YOUR TASK
Copy every line of the data exactly, leaving nothing out.

A run of records:
--
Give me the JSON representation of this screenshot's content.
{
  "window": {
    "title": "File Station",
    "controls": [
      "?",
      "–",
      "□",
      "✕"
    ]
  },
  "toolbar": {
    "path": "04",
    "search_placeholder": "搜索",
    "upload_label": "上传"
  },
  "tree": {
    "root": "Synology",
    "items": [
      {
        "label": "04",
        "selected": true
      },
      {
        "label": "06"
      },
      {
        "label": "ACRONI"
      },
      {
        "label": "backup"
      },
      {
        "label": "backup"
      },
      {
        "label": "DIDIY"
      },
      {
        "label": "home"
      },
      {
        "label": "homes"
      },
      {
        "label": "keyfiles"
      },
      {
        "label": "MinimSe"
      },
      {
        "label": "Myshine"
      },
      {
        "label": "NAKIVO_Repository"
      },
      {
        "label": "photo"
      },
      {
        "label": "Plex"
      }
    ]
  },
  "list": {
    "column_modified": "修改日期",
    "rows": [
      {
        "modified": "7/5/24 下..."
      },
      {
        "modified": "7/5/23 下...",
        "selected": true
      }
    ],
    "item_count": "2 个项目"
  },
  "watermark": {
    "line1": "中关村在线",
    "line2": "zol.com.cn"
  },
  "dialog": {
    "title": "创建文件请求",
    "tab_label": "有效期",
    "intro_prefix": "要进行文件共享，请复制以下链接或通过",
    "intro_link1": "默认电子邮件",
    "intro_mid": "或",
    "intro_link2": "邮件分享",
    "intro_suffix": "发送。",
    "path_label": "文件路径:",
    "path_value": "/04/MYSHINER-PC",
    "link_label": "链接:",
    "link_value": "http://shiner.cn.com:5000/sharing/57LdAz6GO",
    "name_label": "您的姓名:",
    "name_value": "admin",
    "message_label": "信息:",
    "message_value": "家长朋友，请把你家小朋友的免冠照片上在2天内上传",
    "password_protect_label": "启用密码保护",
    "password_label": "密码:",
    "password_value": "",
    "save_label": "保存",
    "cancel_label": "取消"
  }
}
--
TASK RESULT
Give me the JSON representation of this screenshot's content.
{
  "window": {
    "title": "File Station",
    "controls": [
      "?",
      "–",
      "□",
      "✕"
    ]
  },
  "toolbar": {
    "path": "04",
    "search_placeholder": "搜索",
    "upload_label": "上传"
  },
  "tree": {
    "root": "Synology",
    "items": [
      {
        "label": "04",
        "selected": true
      },
      {
        "label": "06"
      },
      {
        "label": "ACRONI"
      },
      {
        "label": "backup"
      },
      {
        "label": "backup"
      },
      {
        "label": "DIDIY"
      },
      {
        "label": "home"
      },
      {
        "label": "homes"
      },
      {
        "label": "keyfiles"
      },
      {
        "label": "MinimSe"
      },
      {
        "label": "Myshine"
      },
      {
        "label": "NAKIVO_Repository"
      },
      {
        "label": "photo"
      },
      {
        "label": "Plex"
      }
    ]
  },
  "list": {
    "column_modified": "修改日期",
    "rows": [
      {
        "modified": "7/5/24 下..."
      },
      {
        "modified": "7/5/23 下...",
        "selected": true
      }
    ],
    "item_count": "2 个项目"
  },
  "watermark": {
    "line1": "中关村在线",
    "line2": "zol.com.cn"
  },
  "dialog": {
    "title": "创建文件请求",
    "tab_label": "有效期",
    "intro_prefix": "要进行文件共享，请复制以下链接或通过",
    "intro_link1": "默认电子邮件",
    "intro_mid": "或",
    "intro_link2": "邮件分享",
    "intro_suffix": "发送。",
    "path_label": "文件路径:",
    "path_value": "/04/MYSHINER-PC",
    "link_label": "链接:",
    "link_value": "http://shiner.cn.com:5000/sharing/57LdAz6GO",
    "name_label": "您的姓名:",
    "name_value": "admin",
    "message_label": "信息:",
    "message_value": "家长朋友，请把你家小朋友的免冠照片上在2天内上传",
    "password_protect_label": "启用密码保护",
    "password_label": "密码:",
    "password_value": "",
    "save_label": "保存",
    "cancel_label": "取消"
  }
}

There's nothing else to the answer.